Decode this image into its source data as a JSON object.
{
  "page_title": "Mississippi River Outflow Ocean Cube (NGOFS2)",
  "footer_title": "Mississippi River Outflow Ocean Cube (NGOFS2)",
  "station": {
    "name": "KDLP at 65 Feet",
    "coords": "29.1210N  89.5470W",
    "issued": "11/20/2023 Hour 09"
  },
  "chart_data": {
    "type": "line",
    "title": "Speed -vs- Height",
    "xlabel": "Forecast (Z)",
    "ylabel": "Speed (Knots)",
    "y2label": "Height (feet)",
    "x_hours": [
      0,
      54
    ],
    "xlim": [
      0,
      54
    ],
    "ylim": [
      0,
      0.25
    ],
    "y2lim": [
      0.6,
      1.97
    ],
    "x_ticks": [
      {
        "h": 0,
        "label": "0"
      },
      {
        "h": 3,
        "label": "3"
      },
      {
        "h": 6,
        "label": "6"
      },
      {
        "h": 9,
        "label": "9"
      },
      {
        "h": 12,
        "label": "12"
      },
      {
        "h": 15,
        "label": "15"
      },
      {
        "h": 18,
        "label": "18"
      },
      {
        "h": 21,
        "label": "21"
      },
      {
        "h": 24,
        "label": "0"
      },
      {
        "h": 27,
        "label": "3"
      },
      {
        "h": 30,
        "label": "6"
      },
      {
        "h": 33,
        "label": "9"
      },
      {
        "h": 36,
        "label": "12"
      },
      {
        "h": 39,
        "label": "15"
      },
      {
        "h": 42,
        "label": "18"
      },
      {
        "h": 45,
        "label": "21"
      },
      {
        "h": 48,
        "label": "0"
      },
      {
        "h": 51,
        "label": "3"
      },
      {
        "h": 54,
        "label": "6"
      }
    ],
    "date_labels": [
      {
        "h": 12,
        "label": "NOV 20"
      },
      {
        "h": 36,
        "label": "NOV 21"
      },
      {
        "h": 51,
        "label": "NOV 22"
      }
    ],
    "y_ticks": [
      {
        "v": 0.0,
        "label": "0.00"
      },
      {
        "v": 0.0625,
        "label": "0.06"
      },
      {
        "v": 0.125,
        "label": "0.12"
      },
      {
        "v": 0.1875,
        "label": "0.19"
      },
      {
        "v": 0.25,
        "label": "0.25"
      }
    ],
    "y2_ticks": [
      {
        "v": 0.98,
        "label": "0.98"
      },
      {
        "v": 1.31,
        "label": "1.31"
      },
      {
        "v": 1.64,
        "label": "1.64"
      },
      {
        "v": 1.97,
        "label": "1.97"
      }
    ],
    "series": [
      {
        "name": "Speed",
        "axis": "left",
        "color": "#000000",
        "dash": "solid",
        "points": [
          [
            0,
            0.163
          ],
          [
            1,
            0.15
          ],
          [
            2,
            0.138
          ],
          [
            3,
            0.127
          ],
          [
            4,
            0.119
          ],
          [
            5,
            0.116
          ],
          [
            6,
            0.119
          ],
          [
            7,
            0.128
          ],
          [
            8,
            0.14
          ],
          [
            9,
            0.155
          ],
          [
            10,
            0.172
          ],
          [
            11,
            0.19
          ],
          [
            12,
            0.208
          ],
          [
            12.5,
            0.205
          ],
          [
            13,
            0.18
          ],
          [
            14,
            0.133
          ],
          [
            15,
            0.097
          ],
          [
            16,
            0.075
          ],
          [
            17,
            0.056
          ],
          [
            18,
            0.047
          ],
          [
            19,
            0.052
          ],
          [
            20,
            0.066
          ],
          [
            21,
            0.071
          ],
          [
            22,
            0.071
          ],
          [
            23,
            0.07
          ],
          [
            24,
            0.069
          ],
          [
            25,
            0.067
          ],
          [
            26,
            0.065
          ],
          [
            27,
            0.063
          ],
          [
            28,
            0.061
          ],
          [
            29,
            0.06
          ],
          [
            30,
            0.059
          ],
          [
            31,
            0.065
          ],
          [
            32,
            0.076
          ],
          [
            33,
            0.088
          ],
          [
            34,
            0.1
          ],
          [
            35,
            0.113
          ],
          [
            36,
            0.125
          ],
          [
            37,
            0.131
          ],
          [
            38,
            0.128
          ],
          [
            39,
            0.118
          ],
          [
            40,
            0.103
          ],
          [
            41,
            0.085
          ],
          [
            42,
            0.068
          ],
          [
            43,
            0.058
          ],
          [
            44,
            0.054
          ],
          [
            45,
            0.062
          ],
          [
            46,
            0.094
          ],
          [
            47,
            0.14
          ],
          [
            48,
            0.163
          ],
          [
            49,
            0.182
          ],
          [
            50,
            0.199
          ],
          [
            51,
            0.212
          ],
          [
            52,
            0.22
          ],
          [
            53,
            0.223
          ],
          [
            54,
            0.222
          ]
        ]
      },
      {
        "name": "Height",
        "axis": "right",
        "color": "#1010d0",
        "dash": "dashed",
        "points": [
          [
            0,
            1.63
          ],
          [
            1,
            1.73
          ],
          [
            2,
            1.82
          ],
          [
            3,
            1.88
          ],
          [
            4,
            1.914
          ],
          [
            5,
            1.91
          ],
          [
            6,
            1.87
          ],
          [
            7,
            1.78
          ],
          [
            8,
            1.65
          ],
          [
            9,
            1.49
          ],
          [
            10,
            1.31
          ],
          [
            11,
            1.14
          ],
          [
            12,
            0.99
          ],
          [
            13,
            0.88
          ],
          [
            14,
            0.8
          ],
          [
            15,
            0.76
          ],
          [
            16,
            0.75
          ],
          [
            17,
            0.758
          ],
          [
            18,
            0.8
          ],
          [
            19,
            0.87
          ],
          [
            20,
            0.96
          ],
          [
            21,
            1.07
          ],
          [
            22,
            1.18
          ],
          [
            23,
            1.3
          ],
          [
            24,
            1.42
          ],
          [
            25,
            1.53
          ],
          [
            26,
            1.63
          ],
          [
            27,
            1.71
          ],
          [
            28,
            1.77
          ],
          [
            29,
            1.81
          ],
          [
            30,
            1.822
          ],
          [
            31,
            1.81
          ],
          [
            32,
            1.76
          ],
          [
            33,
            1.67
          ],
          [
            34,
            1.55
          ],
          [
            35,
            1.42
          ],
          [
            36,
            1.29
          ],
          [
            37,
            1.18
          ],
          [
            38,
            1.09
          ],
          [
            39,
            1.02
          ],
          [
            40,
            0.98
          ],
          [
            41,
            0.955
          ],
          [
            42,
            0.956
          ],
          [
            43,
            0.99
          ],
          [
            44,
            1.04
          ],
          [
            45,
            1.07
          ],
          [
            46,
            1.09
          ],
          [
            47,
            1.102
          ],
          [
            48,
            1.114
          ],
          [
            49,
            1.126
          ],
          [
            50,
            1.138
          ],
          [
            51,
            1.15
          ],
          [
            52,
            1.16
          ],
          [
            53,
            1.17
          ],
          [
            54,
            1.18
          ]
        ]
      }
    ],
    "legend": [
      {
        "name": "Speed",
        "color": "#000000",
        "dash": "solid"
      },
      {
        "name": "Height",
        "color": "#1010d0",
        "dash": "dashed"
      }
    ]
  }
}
==
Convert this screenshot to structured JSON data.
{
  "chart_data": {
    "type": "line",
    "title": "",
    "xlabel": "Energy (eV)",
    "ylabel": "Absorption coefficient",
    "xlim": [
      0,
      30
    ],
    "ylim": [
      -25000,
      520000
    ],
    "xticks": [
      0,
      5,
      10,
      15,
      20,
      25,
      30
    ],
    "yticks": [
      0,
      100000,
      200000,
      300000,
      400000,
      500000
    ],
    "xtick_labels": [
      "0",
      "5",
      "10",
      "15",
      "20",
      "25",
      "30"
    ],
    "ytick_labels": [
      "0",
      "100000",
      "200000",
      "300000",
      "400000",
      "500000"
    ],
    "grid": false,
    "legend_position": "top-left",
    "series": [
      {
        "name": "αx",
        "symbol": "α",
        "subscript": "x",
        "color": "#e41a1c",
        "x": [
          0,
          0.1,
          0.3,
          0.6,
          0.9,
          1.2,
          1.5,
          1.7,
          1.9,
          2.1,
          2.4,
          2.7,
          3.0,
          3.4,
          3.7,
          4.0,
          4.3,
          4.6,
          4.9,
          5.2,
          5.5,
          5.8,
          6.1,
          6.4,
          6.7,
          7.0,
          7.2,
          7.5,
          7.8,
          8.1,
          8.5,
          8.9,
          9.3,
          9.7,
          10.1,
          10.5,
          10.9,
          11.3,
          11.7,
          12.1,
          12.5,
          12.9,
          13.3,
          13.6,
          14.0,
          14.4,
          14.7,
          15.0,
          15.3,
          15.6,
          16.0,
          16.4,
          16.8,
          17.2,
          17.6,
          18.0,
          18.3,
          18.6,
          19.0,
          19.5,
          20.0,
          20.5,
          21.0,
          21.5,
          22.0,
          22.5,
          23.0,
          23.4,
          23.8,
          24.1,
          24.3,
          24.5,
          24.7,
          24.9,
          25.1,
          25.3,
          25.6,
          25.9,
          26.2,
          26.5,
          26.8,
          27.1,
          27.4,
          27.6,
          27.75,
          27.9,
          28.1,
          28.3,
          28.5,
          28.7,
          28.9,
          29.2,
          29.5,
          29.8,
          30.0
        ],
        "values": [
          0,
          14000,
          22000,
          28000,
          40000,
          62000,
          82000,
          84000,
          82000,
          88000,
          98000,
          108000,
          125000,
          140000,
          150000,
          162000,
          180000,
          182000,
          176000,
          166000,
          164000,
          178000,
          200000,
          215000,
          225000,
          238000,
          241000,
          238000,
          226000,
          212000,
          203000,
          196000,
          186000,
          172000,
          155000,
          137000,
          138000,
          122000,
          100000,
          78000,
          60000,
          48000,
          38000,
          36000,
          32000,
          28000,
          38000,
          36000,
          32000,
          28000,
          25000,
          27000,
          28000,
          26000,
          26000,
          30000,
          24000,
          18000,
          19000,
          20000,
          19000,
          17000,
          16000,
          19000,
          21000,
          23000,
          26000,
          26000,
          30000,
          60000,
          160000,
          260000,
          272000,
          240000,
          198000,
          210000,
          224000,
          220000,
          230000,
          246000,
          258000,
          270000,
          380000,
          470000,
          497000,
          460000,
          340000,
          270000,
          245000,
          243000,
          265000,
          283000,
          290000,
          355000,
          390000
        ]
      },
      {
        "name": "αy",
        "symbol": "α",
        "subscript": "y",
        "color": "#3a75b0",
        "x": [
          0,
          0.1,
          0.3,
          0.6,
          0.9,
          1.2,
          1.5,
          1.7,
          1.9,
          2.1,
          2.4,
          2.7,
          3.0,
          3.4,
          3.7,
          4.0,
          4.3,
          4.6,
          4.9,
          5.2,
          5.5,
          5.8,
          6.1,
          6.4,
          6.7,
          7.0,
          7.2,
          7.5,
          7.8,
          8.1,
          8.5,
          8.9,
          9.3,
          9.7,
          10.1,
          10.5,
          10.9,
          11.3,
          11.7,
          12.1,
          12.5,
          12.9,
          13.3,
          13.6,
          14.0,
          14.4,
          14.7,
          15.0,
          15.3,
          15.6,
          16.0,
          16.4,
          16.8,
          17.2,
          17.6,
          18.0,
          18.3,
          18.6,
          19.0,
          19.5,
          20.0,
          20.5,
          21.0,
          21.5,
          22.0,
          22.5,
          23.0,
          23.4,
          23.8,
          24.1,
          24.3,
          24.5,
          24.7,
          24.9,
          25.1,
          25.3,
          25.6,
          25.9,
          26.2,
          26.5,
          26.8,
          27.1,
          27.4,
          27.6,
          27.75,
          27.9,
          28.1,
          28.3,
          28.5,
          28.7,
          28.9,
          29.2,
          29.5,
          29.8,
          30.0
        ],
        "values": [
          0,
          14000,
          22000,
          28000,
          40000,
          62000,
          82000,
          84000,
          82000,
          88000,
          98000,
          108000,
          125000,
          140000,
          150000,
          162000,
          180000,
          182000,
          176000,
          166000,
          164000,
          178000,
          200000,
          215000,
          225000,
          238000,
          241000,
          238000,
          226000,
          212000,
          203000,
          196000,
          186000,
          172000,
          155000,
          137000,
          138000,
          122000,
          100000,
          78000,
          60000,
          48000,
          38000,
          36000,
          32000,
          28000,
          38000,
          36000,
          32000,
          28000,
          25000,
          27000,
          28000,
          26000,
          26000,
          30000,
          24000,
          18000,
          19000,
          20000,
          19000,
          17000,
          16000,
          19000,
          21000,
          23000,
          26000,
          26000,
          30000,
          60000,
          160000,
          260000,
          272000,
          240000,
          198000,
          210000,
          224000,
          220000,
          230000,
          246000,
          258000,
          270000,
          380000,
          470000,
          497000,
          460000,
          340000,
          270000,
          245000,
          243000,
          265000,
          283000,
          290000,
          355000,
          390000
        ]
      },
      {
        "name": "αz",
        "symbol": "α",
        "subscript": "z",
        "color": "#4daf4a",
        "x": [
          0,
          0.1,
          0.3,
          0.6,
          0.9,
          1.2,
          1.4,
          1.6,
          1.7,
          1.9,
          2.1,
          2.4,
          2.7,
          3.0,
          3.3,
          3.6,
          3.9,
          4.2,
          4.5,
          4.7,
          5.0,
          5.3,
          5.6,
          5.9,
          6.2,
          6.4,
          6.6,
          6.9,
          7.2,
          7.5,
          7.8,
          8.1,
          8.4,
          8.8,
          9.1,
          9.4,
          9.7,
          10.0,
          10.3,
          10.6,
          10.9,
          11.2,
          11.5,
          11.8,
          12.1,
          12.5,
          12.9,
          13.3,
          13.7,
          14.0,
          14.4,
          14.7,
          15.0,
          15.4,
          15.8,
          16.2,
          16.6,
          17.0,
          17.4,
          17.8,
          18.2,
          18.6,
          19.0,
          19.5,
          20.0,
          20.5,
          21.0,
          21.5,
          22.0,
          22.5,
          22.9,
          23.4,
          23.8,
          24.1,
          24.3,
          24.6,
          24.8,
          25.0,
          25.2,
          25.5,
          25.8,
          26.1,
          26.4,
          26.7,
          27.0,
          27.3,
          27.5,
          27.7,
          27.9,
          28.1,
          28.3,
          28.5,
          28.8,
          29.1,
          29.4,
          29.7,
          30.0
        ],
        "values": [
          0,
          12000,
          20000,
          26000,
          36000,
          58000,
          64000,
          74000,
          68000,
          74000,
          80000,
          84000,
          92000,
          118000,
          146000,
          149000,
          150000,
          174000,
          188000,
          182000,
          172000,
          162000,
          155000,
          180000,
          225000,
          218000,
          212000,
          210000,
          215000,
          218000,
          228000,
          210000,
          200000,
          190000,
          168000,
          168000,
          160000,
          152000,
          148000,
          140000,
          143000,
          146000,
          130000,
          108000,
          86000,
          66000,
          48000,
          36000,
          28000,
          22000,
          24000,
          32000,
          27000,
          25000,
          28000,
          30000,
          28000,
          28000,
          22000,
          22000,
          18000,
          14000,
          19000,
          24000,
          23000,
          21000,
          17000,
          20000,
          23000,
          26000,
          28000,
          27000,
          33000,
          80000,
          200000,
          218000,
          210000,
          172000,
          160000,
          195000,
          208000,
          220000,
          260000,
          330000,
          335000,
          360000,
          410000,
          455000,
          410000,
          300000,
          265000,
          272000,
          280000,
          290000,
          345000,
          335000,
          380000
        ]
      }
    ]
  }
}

**Written instruction:** Lines of the listing that contain the word "Outflow" are to be counted; report only their number.

**Full response:** 2